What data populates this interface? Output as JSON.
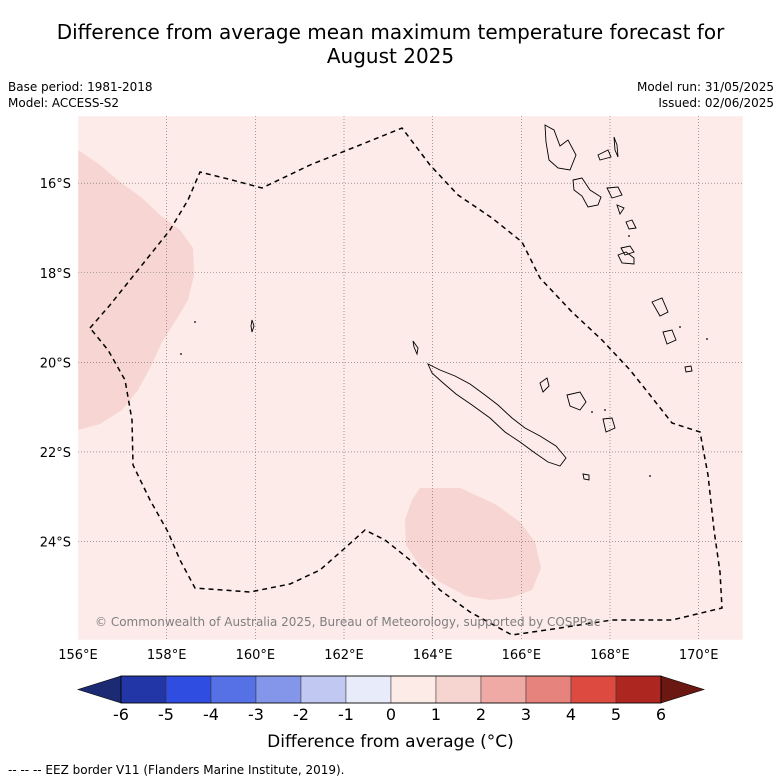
{
  "header": {
    "title_line1": "Difference from average mean maximum temperature forecast for",
    "title_line2": "August 2025",
    "base_period": "Base period: 1981-2018",
    "model": "Model: ACCESS-S2",
    "model_run": "Model run: 31/05/2025",
    "issued": "Issued: 02/06/2025"
  },
  "map": {
    "lon_range": [
      156,
      171
    ],
    "lat_range": [
      -26.2,
      -14.5
    ],
    "background_color": "#fcebe9",
    "anomaly_patch_color": "#f6d5d2",
    "lon_ticks": [
      "156°E",
      "158°E",
      "160°E",
      "162°E",
      "164°E",
      "166°E",
      "168°E",
      "170°E"
    ],
    "lat_ticks": [
      "16°S",
      "18°S",
      "20°S",
      "22°S",
      "24°S"
    ],
    "copyright": "© Commonwealth of Australia 2025, Bureau of Meteorology, supported by COSPPac",
    "eez_border_style": "dashed"
  },
  "colorbar": {
    "title": "Difference from average (°C)",
    "tick_labels": [
      "-6",
      "-5",
      "-4",
      "-3",
      "-2",
      "-1",
      "0",
      "1",
      "2",
      "3",
      "4",
      "5",
      "6"
    ],
    "under_color": "#1c2a73",
    "over_color": "#6b1812",
    "colors": [
      "#2236a8",
      "#2f4de0",
      "#5670e6",
      "#8496ea",
      "#c1c9f3",
      "#e8ecfa",
      "#fcebe7",
      "#f6d5d1",
      "#efaaa5",
      "#e6837c",
      "#dd4a40",
      "#ad261f"
    ]
  },
  "footer": {
    "legend_text": "--  --  -- EEZ border V11 (Flanders Marine Institute, 2019)."
  }
}
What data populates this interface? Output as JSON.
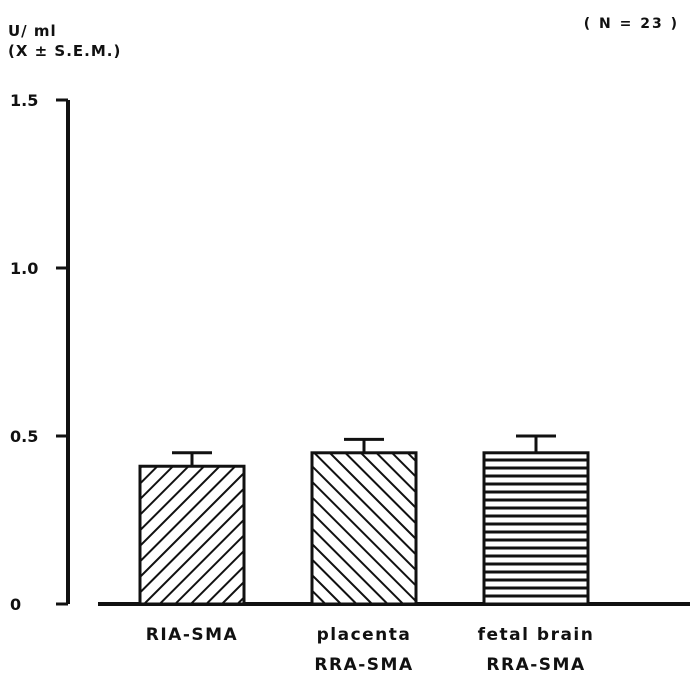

*Problem to solve:*
Which lines include the word "Difference"? List them all.

*The answer:*
    "title_line1": "Difference from average mean maximum temperature forecast for",
    "title": "Difference from average (°C)",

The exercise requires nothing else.